> Stored records
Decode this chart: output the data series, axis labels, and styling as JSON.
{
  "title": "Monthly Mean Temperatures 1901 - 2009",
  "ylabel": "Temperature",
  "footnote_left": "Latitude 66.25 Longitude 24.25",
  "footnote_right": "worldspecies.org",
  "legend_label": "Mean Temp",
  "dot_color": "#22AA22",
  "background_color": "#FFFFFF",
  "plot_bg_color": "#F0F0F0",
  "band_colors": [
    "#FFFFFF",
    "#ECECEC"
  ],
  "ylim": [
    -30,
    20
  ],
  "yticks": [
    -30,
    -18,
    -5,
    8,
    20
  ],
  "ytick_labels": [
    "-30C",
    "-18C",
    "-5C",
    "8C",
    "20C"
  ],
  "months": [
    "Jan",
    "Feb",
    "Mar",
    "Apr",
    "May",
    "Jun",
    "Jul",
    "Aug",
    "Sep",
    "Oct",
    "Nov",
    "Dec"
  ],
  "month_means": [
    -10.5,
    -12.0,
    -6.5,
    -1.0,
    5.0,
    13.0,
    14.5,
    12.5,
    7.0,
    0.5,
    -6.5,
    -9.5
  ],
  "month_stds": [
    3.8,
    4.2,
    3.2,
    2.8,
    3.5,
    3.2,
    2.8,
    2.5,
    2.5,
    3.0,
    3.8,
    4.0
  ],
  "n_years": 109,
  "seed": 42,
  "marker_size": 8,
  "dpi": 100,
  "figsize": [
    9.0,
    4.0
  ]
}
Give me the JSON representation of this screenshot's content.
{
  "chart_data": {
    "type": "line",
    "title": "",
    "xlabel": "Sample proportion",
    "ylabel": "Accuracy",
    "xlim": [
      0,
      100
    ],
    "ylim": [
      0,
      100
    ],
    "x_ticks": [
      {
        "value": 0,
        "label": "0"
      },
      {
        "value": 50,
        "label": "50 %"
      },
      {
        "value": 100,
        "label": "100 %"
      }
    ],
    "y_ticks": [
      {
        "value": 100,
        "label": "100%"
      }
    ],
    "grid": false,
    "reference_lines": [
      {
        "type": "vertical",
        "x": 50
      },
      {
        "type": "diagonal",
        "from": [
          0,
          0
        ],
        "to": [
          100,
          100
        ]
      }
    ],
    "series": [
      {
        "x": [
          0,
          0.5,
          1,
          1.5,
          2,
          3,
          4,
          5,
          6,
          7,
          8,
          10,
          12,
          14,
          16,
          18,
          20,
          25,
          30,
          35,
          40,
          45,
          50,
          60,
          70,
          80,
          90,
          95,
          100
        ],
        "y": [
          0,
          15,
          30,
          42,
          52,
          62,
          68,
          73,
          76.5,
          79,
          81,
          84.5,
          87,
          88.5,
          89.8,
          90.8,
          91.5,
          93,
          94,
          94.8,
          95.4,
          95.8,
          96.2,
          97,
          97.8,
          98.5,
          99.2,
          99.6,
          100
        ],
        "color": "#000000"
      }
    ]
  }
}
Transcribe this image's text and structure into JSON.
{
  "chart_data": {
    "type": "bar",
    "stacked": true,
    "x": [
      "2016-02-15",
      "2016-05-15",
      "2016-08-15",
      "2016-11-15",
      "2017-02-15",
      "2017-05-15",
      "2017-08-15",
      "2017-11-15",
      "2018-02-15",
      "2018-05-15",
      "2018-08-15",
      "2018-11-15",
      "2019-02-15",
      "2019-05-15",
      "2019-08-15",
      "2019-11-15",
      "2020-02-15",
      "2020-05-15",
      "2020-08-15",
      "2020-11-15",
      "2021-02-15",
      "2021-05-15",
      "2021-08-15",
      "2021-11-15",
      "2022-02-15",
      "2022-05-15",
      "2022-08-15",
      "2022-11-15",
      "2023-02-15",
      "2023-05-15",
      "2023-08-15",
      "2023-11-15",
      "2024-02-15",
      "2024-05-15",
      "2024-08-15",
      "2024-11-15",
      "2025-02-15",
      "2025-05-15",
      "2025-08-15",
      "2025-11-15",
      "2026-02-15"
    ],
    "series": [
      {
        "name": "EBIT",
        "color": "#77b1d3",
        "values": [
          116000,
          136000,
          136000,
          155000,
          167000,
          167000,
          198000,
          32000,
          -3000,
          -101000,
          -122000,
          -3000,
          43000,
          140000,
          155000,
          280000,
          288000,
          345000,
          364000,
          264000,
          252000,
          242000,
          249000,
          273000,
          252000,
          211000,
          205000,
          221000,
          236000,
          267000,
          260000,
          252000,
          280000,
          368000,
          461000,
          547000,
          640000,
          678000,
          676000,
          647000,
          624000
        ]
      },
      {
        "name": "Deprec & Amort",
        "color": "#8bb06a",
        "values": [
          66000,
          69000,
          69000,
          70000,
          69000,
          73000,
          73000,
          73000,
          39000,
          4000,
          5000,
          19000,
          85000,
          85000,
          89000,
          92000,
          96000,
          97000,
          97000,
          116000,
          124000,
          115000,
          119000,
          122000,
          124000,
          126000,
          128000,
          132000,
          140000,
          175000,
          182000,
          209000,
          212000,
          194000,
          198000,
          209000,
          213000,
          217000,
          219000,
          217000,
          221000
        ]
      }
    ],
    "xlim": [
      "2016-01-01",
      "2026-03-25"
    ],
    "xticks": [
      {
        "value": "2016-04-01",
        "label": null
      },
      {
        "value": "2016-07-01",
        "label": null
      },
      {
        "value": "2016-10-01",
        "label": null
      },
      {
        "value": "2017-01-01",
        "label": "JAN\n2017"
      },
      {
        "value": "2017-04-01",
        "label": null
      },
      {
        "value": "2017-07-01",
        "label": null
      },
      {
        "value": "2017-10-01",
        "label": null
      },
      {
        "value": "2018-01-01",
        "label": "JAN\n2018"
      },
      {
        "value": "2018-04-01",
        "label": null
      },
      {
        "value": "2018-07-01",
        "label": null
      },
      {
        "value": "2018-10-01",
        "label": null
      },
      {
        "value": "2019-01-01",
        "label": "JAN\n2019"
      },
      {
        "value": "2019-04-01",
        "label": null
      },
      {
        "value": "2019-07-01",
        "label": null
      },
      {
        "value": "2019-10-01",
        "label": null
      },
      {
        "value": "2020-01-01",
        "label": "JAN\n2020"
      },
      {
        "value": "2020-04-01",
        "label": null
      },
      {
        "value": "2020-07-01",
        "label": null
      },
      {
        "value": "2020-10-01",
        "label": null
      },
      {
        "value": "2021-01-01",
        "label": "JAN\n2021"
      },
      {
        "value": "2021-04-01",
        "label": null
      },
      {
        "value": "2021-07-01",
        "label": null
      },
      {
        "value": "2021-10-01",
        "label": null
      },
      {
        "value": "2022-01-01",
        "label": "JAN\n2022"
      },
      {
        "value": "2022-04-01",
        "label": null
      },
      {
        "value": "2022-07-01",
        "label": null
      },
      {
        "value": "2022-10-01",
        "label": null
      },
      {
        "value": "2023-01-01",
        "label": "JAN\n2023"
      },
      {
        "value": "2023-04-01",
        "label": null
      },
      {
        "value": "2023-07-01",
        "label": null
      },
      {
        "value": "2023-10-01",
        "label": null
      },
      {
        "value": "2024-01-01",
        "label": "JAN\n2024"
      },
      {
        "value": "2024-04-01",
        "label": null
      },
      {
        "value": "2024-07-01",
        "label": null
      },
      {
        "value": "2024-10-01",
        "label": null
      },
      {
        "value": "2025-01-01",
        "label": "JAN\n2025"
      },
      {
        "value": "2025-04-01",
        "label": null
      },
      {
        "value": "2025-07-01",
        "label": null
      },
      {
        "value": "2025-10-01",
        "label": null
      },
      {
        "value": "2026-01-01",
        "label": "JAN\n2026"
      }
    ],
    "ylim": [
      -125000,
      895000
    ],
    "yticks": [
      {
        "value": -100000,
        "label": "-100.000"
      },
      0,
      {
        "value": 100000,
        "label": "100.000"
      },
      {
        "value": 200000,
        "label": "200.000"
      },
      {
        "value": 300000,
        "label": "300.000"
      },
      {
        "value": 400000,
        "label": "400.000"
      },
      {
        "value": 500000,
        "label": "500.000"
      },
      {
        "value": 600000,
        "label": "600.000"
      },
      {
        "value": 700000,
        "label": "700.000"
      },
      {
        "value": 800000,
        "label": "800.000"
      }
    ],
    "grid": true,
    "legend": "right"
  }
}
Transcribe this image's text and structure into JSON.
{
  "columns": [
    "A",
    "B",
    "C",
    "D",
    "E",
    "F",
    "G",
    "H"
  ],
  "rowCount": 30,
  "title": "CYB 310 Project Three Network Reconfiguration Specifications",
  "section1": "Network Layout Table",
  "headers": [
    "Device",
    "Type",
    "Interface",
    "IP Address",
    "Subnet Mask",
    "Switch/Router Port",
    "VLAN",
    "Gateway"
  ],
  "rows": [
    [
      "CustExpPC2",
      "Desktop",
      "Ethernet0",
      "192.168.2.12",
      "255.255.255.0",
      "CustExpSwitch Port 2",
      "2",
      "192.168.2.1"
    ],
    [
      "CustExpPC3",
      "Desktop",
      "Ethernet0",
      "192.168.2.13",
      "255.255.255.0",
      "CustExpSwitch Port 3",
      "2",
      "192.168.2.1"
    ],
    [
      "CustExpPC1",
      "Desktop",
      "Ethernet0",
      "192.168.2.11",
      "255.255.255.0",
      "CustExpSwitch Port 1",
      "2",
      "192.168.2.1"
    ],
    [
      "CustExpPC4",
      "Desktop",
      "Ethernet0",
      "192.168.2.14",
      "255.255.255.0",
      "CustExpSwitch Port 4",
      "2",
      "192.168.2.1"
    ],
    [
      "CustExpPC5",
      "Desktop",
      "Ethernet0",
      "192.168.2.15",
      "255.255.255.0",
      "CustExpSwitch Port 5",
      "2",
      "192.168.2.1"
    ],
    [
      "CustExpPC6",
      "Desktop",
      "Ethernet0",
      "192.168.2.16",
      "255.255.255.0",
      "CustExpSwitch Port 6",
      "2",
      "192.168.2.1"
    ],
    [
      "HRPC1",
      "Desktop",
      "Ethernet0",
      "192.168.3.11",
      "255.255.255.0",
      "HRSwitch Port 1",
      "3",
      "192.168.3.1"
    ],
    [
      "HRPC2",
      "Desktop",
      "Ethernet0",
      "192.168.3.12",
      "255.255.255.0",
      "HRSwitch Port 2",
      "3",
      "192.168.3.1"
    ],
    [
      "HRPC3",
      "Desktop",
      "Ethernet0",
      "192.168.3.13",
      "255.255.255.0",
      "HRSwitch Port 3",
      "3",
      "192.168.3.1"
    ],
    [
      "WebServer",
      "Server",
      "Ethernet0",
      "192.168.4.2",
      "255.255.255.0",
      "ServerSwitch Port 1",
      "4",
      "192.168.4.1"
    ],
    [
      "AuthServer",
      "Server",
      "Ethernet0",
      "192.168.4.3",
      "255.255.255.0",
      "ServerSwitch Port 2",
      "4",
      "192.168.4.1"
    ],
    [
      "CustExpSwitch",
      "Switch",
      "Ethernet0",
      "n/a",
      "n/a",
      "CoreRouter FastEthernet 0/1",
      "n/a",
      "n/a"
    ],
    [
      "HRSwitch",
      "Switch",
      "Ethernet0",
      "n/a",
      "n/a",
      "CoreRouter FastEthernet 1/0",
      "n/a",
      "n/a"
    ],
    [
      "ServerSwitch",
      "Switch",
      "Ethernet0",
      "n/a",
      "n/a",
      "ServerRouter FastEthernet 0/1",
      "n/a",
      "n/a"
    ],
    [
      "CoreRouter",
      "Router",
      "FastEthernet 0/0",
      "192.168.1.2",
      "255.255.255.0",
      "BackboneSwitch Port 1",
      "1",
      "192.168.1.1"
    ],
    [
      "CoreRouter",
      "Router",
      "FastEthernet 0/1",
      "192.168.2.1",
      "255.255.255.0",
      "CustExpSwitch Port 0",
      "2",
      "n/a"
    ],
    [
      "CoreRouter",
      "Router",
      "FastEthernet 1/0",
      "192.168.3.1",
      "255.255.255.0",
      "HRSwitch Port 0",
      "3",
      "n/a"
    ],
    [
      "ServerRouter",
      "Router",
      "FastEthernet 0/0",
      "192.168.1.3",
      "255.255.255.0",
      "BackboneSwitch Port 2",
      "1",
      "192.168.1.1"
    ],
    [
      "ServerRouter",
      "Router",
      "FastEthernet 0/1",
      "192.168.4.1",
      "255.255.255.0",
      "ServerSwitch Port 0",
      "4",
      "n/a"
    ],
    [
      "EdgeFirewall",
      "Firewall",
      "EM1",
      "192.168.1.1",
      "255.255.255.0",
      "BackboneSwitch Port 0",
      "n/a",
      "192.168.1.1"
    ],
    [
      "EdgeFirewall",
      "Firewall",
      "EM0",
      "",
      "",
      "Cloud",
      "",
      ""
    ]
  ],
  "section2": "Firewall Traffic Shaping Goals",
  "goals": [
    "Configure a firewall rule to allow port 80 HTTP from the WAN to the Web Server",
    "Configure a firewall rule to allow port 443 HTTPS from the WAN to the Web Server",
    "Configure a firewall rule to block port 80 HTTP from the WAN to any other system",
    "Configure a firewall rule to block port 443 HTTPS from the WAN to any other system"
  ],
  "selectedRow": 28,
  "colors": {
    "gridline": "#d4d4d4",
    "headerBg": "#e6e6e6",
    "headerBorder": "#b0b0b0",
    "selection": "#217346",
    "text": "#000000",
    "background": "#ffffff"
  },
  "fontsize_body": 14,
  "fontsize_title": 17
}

> Objective
Check every line in the material above for the string "this", then give only the number of lines that have it.

> Task answer
4